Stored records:

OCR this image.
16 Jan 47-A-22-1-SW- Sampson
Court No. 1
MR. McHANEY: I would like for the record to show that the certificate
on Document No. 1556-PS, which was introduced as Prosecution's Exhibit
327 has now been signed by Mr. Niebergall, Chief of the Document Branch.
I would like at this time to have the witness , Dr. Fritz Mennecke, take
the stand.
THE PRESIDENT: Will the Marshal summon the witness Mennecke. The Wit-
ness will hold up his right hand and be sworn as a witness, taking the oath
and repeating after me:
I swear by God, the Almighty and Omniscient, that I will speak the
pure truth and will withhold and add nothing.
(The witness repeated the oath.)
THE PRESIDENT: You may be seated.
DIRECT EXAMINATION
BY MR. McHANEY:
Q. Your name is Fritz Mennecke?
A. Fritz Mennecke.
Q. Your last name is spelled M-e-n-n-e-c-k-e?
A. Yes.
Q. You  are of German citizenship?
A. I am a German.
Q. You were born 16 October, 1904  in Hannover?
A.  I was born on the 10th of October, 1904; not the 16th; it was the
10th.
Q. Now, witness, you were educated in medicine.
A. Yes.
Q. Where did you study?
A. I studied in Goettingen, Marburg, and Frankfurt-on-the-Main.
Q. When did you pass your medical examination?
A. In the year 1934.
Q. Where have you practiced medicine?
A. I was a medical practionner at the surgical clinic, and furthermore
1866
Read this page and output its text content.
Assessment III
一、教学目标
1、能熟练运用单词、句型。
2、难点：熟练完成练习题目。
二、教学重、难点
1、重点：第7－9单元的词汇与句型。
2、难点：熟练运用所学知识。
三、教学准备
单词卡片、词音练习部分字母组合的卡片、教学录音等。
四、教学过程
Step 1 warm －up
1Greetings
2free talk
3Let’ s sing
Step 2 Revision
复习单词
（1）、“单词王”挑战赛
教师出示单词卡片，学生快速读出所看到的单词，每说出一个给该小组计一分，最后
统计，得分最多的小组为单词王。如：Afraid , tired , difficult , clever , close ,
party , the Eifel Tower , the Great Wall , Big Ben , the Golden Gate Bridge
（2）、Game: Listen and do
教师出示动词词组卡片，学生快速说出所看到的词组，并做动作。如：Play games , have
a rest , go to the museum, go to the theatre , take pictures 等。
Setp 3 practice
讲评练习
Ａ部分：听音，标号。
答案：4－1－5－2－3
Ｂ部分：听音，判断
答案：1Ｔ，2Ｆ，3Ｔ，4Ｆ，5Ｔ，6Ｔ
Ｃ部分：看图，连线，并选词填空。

Task instructions:
Transcribe exactly the line containing "Read this page and output its text content." and all remaining lines of the material, ending with the last one.

Solution to this exercise:
Read this page and output its text content.
Assessment III
一、教学目标
1、能熟练运用单词、句型。
2、难点：熟练完成练习题目。
二、教学重、难点
1、重点：第7－9单元的词汇与句型。
2、难点：熟练运用所学知识。
三、教学准备
单词卡片、词音练习部分字母组合的卡片、教学录音等。
四、教学过程
Step 1 warm －up
1Greetings
2free talk
3Let’ s sing
Step 2 Revision
复习单词
（1）、“单词王”挑战赛
教师出示单词卡片，学生快速读出所看到的单词，每说出一个给该小组计一分，最后
统计，得分最多的小组为单词王。如：Afraid , tired , difficult , clever , close ,
party , the Eifel Tower , the Great Wall , Big Ben , the Golden Gate Bridge
（2）、Game: Listen and do
教师出示动词词组卡片，学生快速说出所看到的词组，并做动作。如：Play games , have
a rest , go to the museum, go to the theatre , take pictures 等。
Setp 3 practice
讲评练习
Ａ部分：听音，标号。
答案：4－1－5－2－3
Ｂ部分：听音，判断
答案：1Ｔ，2Ｆ，3Ｔ，4Ｆ，5Ｔ，6Ｔ
Ｃ部分：看图，连线，并选词填空。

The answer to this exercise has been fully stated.